Copy each line below in which the word "background" occurs.

━━━━━ Data rows

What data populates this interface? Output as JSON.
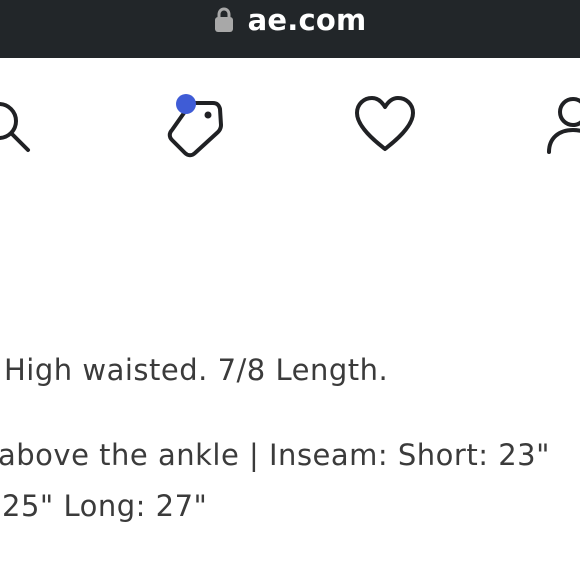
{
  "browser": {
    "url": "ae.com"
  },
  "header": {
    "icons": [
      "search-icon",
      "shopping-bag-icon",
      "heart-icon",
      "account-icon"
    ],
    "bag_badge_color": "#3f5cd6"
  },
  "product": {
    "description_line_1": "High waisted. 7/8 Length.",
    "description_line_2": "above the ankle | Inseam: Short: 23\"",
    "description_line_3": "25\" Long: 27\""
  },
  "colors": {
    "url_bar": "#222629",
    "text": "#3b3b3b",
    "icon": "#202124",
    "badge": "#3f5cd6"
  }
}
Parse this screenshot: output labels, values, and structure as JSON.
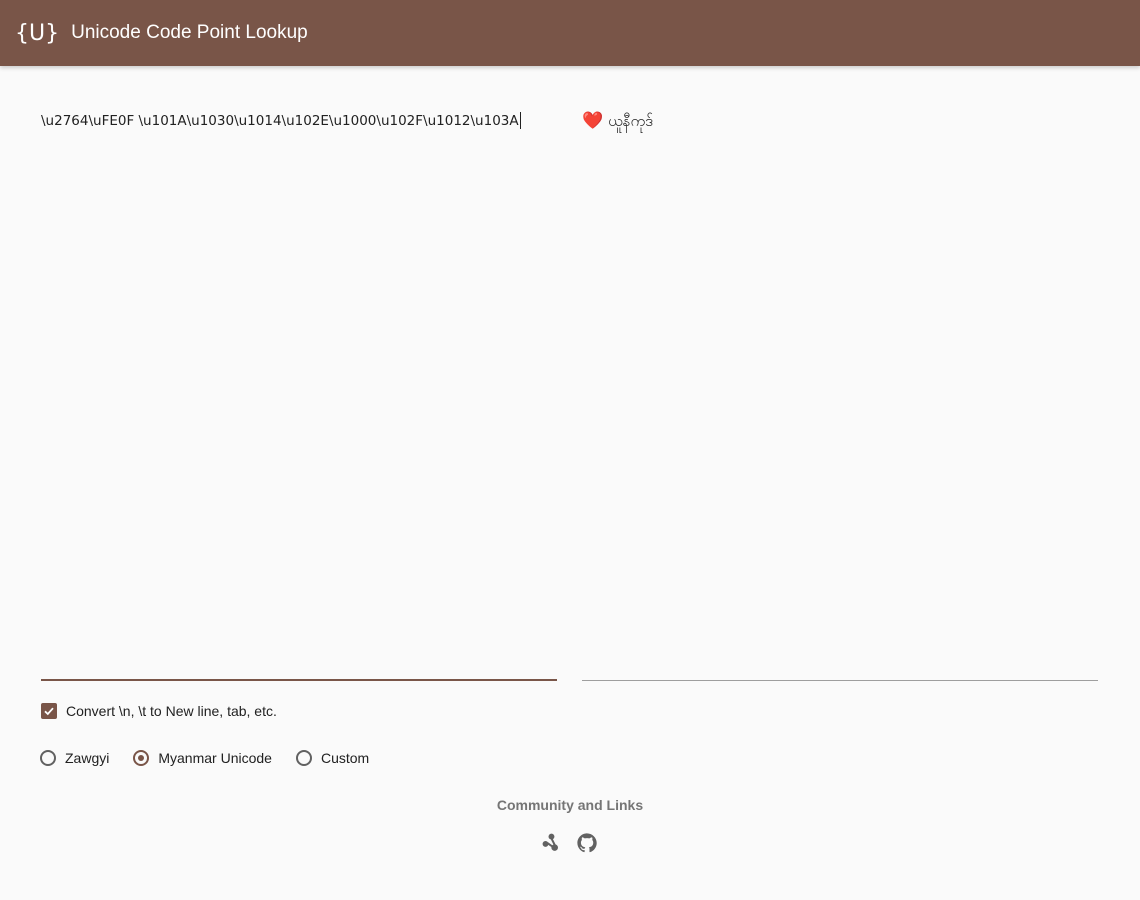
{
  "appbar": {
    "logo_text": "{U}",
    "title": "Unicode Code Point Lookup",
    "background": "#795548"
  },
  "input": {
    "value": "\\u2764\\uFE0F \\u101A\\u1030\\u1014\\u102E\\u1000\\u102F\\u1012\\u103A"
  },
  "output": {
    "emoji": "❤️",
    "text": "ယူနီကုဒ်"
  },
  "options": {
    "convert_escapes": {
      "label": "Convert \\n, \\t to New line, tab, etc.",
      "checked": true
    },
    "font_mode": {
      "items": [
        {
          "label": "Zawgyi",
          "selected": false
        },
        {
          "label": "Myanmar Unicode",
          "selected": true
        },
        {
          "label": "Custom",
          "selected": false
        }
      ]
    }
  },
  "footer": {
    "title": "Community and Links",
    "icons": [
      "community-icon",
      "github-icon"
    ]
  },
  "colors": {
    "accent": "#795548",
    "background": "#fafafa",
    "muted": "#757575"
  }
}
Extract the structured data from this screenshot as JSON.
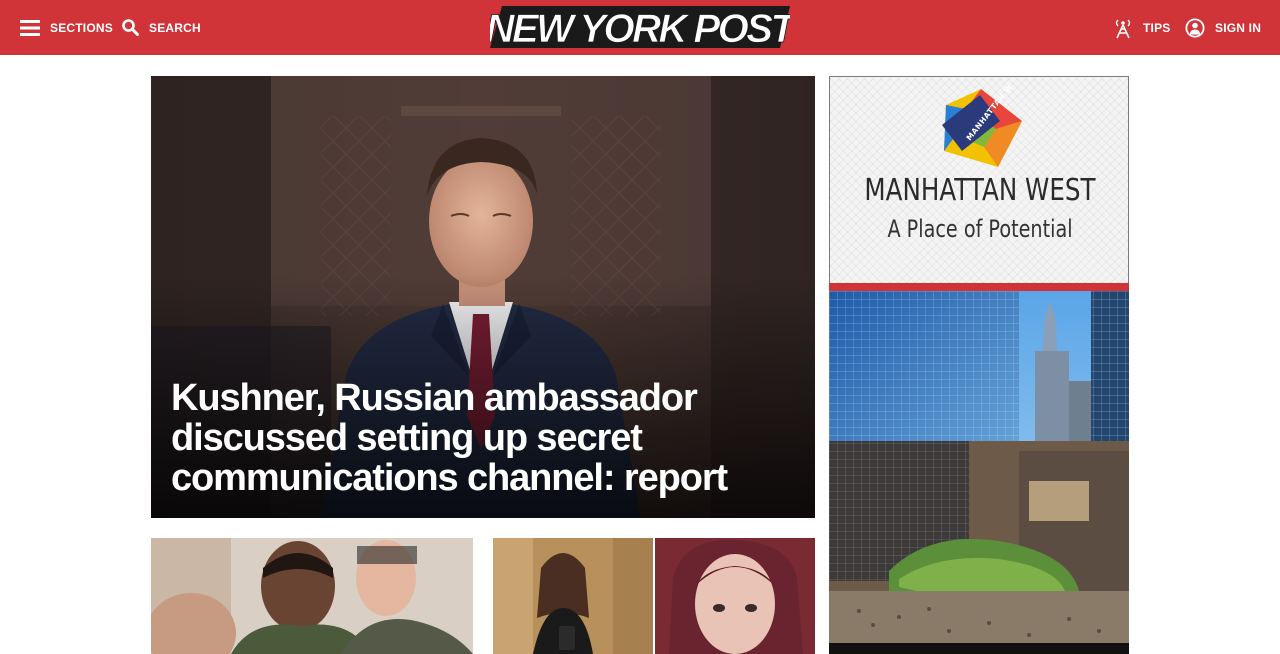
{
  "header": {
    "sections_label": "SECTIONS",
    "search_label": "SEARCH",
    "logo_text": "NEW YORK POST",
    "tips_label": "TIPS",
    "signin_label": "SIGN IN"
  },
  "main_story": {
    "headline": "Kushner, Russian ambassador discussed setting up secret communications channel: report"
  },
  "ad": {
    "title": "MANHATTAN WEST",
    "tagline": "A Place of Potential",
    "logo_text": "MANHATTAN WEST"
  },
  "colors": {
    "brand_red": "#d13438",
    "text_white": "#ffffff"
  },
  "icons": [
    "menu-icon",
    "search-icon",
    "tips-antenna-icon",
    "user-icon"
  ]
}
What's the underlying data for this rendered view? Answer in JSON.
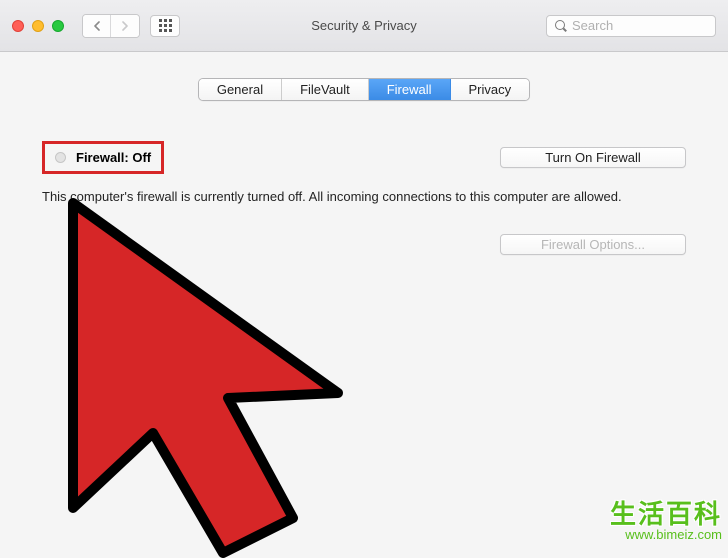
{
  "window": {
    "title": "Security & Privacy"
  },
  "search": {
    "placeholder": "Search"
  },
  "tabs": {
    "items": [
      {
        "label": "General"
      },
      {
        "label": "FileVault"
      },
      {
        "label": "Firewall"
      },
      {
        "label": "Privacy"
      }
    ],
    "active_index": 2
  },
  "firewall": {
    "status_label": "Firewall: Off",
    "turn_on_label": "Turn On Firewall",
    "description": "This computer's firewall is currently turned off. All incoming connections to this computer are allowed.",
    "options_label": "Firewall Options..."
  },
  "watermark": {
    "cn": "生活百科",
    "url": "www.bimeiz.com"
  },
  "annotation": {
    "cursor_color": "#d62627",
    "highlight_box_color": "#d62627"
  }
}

━━━━━━━━━━
━━━━━ Data rows

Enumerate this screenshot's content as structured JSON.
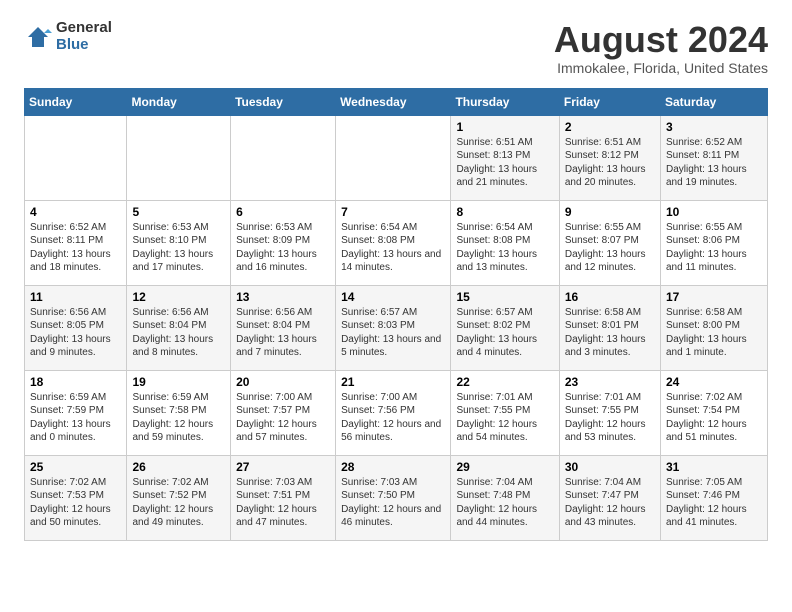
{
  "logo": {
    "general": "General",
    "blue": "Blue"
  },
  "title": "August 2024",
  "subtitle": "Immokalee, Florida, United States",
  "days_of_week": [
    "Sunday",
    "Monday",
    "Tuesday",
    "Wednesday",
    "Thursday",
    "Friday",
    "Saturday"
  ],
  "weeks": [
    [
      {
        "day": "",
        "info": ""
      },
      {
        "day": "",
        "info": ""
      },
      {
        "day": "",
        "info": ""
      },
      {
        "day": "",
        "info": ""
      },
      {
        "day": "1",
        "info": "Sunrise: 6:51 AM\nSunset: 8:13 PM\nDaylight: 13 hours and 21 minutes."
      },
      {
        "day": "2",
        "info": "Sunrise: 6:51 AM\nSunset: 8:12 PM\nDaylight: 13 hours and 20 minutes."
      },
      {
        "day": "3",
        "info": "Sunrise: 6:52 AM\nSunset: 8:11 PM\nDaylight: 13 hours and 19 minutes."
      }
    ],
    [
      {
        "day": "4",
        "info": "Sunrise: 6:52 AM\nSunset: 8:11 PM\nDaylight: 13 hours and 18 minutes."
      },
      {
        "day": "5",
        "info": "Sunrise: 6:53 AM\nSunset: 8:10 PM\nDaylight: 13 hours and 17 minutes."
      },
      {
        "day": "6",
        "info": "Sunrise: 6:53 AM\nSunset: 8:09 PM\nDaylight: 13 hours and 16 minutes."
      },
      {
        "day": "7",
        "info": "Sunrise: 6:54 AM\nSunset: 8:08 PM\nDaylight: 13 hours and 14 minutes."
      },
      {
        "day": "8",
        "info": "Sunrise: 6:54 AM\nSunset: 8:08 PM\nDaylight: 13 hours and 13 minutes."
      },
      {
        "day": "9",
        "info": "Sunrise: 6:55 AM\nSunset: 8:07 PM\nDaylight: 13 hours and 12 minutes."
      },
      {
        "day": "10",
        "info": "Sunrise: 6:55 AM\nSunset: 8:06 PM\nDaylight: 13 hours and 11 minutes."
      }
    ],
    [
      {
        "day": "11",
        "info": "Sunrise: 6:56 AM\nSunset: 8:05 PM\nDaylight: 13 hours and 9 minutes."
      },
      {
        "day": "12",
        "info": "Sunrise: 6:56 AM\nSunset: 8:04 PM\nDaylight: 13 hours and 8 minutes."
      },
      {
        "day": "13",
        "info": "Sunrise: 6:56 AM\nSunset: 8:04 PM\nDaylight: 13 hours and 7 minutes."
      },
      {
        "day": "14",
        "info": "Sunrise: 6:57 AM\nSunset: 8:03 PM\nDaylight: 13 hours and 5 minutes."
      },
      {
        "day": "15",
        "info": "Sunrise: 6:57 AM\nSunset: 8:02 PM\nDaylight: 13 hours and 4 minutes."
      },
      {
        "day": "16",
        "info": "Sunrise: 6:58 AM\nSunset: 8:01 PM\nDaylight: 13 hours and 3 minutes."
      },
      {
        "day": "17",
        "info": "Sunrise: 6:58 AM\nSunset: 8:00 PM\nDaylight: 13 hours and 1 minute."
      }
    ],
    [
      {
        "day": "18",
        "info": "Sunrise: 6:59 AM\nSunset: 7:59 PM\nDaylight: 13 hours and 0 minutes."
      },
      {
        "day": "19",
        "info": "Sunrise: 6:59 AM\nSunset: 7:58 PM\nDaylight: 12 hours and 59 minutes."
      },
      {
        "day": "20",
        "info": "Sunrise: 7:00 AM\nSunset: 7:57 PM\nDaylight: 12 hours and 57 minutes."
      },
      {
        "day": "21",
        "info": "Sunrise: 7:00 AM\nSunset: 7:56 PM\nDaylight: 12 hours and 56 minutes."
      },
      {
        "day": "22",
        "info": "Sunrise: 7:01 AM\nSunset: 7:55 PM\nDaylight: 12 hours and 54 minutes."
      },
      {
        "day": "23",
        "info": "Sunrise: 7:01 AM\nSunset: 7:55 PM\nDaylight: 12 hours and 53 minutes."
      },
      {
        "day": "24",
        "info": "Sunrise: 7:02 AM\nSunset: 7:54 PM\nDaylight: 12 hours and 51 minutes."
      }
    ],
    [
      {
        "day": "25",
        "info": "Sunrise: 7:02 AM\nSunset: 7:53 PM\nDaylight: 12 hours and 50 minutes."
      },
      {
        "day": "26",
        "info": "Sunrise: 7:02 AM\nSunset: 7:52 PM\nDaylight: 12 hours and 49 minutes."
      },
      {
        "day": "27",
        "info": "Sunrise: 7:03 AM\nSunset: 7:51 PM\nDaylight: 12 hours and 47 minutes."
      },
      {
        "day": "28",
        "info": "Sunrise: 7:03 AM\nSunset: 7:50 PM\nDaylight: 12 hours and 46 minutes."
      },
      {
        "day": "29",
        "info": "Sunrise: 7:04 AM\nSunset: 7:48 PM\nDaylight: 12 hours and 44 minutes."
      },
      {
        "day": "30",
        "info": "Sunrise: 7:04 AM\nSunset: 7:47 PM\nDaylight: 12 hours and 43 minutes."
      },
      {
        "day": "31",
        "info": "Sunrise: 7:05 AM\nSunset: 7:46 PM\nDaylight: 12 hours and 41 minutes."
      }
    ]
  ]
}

━━━━━━━━━━

▶ [Full solution]
    "background": "#795548"
    "background": "#fafafa",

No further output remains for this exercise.